Problem details
Send back all the data below, exactly as given.

Records shown
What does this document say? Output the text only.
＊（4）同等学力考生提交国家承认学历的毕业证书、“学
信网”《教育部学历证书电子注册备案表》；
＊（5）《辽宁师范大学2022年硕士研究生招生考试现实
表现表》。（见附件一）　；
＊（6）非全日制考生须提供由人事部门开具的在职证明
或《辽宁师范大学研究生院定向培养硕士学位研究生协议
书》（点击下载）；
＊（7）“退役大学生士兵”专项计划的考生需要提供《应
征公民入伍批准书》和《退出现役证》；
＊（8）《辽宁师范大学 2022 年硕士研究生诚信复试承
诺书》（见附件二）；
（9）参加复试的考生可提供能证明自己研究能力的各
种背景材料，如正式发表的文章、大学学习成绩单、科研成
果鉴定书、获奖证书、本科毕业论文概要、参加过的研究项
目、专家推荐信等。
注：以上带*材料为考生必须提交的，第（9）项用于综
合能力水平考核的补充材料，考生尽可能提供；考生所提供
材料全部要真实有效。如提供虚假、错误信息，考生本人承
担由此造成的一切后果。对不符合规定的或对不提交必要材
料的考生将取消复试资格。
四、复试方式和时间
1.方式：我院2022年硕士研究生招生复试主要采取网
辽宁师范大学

Answer below
What does this document say? Output the text only.
＊（4）同等学力考生提交国家承认学历的毕业证书、“学
信网”《教育部学历证书电子注册备案表》；
＊（5）《辽宁师范大学2022年硕士研究生招生考试现实
表现表》。（见附件一）　；
＊（6）非全日制考生须提供由人事部门开具的在职证明
或《辽宁师范大学研究生院定向培养硕士学位研究生协议
书》（点击下载）；
＊（7）“退役大学生士兵”专项计划的考生需要提供《应
征公民入伍批准书》和《退出现役证》；
＊（8）《辽宁师范大学 2022 年硕士研究生诚信复试承
诺书》（见附件二）；
（9）参加复试的考生可提供能证明自己研究能力的各
种背景材料，如正式发表的文章、大学学习成绩单、科研成
果鉴定书、获奖证书、本科毕业论文概要、参加过的研究项
目、专家推荐信等。
注：以上带*材料为考生必须提交的，第（9）项用于综
合能力水平考核的补充材料，考生尽可能提供；考生所提供
材料全部要真实有效。如提供虚假、错误信息，考生本人承
担由此造成的一切后果。对不符合规定的或对不提交必要材
料的考生将取消复试资格。
四、复试方式和时间
1.方式：我院2022年硕士研究生招生复试主要采取网
辽宁师范大学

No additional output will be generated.